WHAT THE TASK REQUIRES: Repeat each entry in full, exactly.

Data entries:
— START —

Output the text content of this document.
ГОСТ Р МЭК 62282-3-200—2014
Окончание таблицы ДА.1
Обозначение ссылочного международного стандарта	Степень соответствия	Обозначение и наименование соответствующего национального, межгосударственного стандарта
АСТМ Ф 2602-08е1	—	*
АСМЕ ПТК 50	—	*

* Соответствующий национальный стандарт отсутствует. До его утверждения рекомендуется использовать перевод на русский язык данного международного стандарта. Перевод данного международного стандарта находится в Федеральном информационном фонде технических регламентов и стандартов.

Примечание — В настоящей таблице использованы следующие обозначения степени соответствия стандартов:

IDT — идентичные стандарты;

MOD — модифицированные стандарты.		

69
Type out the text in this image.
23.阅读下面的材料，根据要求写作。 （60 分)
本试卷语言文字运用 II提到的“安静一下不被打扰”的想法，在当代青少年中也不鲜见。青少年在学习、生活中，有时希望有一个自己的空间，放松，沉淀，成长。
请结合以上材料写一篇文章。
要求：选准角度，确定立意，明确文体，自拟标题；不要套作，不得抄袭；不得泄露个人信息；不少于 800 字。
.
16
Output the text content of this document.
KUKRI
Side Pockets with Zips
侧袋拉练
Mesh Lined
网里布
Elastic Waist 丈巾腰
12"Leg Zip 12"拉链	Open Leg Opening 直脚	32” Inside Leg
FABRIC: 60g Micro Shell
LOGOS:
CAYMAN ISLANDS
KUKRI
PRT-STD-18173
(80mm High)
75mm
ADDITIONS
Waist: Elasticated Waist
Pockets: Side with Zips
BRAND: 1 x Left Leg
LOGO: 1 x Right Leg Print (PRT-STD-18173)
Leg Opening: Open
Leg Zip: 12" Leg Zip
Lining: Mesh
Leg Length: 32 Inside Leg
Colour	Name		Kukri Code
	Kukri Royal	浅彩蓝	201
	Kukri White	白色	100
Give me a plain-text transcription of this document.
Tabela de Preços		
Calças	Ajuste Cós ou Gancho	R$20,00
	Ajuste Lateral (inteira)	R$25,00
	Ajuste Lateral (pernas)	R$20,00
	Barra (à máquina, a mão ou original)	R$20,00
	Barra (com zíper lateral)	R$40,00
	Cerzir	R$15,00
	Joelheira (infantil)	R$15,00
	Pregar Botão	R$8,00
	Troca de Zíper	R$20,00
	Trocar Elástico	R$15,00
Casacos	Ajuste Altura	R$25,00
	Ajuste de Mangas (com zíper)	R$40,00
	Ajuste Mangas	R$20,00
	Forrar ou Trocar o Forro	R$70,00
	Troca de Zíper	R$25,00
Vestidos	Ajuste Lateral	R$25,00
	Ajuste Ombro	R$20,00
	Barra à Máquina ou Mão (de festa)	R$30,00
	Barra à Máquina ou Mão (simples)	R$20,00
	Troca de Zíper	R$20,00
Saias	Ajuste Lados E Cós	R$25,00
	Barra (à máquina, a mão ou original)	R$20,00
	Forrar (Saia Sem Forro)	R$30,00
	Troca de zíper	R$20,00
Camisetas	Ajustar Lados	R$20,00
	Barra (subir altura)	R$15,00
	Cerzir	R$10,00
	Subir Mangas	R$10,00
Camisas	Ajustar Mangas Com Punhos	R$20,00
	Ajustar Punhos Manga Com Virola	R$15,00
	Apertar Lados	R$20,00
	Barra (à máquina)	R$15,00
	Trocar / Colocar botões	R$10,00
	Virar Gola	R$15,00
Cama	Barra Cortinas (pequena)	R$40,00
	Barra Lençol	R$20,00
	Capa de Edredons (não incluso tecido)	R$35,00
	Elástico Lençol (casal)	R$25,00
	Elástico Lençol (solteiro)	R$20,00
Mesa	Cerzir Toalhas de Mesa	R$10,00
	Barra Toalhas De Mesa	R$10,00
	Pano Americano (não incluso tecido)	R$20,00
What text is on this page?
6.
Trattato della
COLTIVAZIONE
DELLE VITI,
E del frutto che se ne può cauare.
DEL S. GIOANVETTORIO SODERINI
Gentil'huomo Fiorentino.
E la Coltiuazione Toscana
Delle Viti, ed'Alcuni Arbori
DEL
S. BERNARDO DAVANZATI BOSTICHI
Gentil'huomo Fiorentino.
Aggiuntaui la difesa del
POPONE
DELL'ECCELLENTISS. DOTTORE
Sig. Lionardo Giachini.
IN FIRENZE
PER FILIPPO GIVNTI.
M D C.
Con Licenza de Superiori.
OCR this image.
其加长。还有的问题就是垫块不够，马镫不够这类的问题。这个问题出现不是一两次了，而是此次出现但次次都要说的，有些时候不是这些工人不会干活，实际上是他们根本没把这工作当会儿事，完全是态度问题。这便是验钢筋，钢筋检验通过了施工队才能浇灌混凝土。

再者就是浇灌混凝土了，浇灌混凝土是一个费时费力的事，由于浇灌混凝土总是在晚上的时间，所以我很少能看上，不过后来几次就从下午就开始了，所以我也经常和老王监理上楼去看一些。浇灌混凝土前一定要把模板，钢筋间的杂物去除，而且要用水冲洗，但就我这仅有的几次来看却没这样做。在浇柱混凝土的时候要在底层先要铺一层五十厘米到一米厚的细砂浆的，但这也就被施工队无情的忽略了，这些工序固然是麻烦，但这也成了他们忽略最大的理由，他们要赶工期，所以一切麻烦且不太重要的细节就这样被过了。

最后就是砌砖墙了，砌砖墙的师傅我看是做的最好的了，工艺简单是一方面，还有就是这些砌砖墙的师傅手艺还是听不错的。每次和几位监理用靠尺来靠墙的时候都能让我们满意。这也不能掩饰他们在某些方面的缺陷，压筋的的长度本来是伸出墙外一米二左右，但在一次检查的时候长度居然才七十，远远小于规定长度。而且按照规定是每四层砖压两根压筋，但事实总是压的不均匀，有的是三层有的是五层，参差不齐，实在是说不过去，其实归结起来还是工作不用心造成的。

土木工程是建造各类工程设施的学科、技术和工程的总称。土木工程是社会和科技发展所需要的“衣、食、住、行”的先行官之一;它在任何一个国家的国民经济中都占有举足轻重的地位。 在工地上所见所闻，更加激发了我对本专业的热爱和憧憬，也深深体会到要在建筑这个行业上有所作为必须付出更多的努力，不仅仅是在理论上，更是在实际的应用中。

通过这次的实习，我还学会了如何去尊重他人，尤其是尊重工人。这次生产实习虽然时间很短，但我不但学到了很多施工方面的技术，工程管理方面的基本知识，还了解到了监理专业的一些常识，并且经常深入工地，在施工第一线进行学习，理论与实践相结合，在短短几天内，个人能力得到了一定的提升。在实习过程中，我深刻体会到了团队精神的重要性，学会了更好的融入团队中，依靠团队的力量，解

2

— END —

TASK RESULT:
Output the text content of this document.
ГОСТ Р МЭК 62282-3-200—2014
Окончание таблицы ДА.1
Обозначение ссылочного международного стандарта	Степень соответствия	Обозначение и наименование соответствующего национального, межгосударственного стандарта
АСТМ Ф 2602-08е1	—	*
АСМЕ ПТК 50	—	*

* Соответствующий национальный стандарт отсутствует. До его утверждения рекомендуется использовать перевод на русский язык данного международного стандарта. Перевод данного международного стандарта находится в Федеральном информационном фонде технических регламентов и стандартов.

Примечание — В настоящей таблице использованы следующие обозначения степени соответствия стандартов:

IDT — идентичные стандарты;

MOD — модифицированные стандарты.		

69
Type out the text in this image.
23.阅读下面的材料，根据要求写作。 （60 分)
本试卷语言文字运用 II提到的“安静一下不被打扰”的想法，在当代青少年中也不鲜见。青少年在学习、生活中，有时希望有一个自己的空间，放松，沉淀，成长。
请结合以上材料写一篇文章。
要求：选准角度，确定立意，明确文体，自拟标题；不要套作，不得抄袭；不得泄露个人信息；不少于 800 字。
.
16
Output the text content of this document.
KUKRI
Side Pockets with Zips
侧袋拉练
Mesh Lined
网里布
Elastic Waist 丈巾腰
12"Leg Zip 12"拉链	Open Leg Opening 直脚	32” Inside Leg
FABRIC: 60g Micro Shell
LOGOS:
CAYMAN ISLANDS
KUKRI
PRT-STD-18173
(80mm High)
75mm
ADDITIONS
Waist: Elasticated Waist
Pockets: Side with Zips
BRAND: 1 x Left Leg
LOGO: 1 x Right Leg Print (PRT-STD-18173)
Leg Opening: Open
Leg Zip: 12" Leg Zip
Lining: Mesh
Leg Length: 32 Inside Leg
Colour	Name		Kukri Code
	Kukri Royal	浅彩蓝	201
	Kukri White	白色	100
Give me a plain-text transcription of this document.
Tabela de Preços		
Calças	Ajuste Cós ou Gancho	R$20,00
	Ajuste Lateral (inteira)	R$25,00
	Ajuste Lateral (pernas)	R$20,00
	Barra (à máquina, a mão ou original)	R$20,00
	Barra (com zíper lateral)	R$40,00
	Cerzir	R$15,00
	Joelheira (infantil)	R$15,00
	Pregar Botão	R$8,00
	Troca de Zíper	R$20,00
	Trocar Elástico	R$15,00
Casacos	Ajuste Altura	R$25,00
	Ajuste de Mangas (com zíper)	R$40,00
	Ajuste Mangas	R$20,00
	Forrar ou Trocar o Forro	R$70,00
	Troca de Zíper	R$25,00
Vestidos	Ajuste Lateral	R$25,00
	Ajuste Ombro	R$20,00
	Barra à Máquina ou Mão (de festa)	R$30,00
	Barra à Máquina ou Mão (simples)	R$20,00
	Troca de Zíper	R$20,00
Saias	Ajuste Lados E Cós	R$25,00
	Barra (à máquina, a mão ou original)	R$20,00
	Forrar (Saia Sem Forro)	R$30,00
	Troca de zíper	R$20,00
Camisetas	Ajustar Lados	R$20,00
	Barra (subir altura)	R$15,00
	Cerzir	R$10,00
	Subir Mangas	R$10,00
Camisas	Ajustar Mangas Com Punhos	R$20,00
	Ajustar Punhos Manga Com Virola	R$15,00
	Apertar Lados	R$20,00
	Barra (à máquina)	R$15,00
	Trocar / Colocar botões	R$10,00
	Virar Gola	R$15,00
Cama	Barra Cortinas (pequena)	R$40,00
	Barra Lençol	R$20,00
	Capa de Edredons (não incluso tecido)	R$35,00
	Elástico Lençol (casal)	R$25,00
	Elástico Lençol (solteiro)	R$20,00
Mesa	Cerzir Toalhas de Mesa	R$10,00
	Barra Toalhas De Mesa	R$10,00
	Pano Americano (não incluso tecido)	R$20,00
What text is on this page?
6.
Trattato della
COLTIVAZIONE
DELLE VITI,
E del frutto che se ne può cauare.
DEL S. GIOANVETTORIO SODERINI
Gentil'huomo Fiorentino.
E la Coltiuazione Toscana
Delle Viti, ed'Alcuni Arbori
DEL
S. BERNARDO DAVANZATI BOSTICHI
Gentil'huomo Fiorentino.
Aggiuntaui la difesa del
POPONE
DELL'ECCELLENTISS. DOTTORE
Sig. Lionardo Giachini.
IN FIRENZE
PER FILIPPO GIVNTI.
M D C.
Con Licenza de Superiori.
OCR this image.
其加长。还有的问题就是垫块不够，马镫不够这类的问题。这个问题出现不是一两次了，而是此次出现但次次都要说的，有些时候不是这些工人不会干活，实际上是他们根本没把这工作当会儿事，完全是态度问题。这便是验钢筋，钢筋检验通过了施工队才能浇灌混凝土。

再者就是浇灌混凝土了，浇灌混凝土是一个费时费力的事，由于浇灌混凝土总是在晚上的时间，所以我很少能看上，不过后来几次就从下午就开始了，所以我也经常和老王监理上楼去看一些。浇灌混凝土前一定要把模板，钢筋间的杂物去除，而且要用水冲洗，但就我这仅有的几次来看却没这样做。在浇柱混凝土的时候要在底层先要铺一层五十厘米到一米厚的细砂浆的，但这也就被施工队无情的忽略了，这些工序固然是麻烦，但这也成了他们忽略最大的理由，他们要赶工期，所以一切麻烦且不太重要的细节就这样被过了。

最后就是砌砖墙了，砌砖墙的师傅我看是做的最好的了，工艺简单是一方面，还有就是这些砌砖墙的师傅手艺还是听不错的。每次和几位监理用靠尺来靠墙的时候都能让我们满意。这也不能掩饰他们在某些方面的缺陷，压筋的的长度本来是伸出墙外一米二左右，但在一次检查的时候长度居然才七十，远远小于规定长度。而且按照规定是每四层砖压两根压筋，但事实总是压的不均匀，有的是三层有的是五层，参差不齐，实在是说不过去，其实归结起来还是工作不用心造成的。

土木工程是建造各类工程设施的学科、技术和工程的总称。土木工程是社会和科技发展所需要的“衣、食、住、行”的先行官之一;它在任何一个国家的国民经济中都占有举足轻重的地位。 在工地上所见所闻，更加激发了我对本专业的热爱和憧憬，也深深体会到要在建筑这个行业上有所作为必须付出更多的努力，不仅仅是在理论上，更是在实际的应用中。

通过这次的实习，我还学会了如何去尊重他人，尤其是尊重工人。这次生产实习虽然时间很短，但我不但学到了很多施工方面的技术，工程管理方面的基本知识，还了解到了监理专业的一些常识，并且经常深入工地，在施工第一线进行学习，理论与实践相结合，在短短几天内，个人能力得到了一定的提升。在实习过程中，我深刻体会到了团队精神的重要性，学会了更好的融入团队中，依靠团队的力量，解

2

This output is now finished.